>>>>>

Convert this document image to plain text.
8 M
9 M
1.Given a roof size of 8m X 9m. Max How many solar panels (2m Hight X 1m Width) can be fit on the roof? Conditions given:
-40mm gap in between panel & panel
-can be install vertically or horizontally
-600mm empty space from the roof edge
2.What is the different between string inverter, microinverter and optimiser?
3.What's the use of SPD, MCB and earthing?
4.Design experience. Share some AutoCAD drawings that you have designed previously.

<<<<<

* Written problem *
Restate each record exactly as written.

* Solution to the problem *
Convert this document image to plain text.
8 M
9 M
1.Given a roof size of 8m X 9m. Max How many solar panels (2m Hight X 1m Width) can be fit on the roof? Conditions given:
-40mm gap in between panel & panel
-can be install vertically or horizontally
-600mm empty space from the roof edge
2.What is the different between string inverter, microinverter and optimiser?
3.What's the use of SPD, MCB and earthing?
4.Design experience. Share some AutoCAD drawings that you have designed previously.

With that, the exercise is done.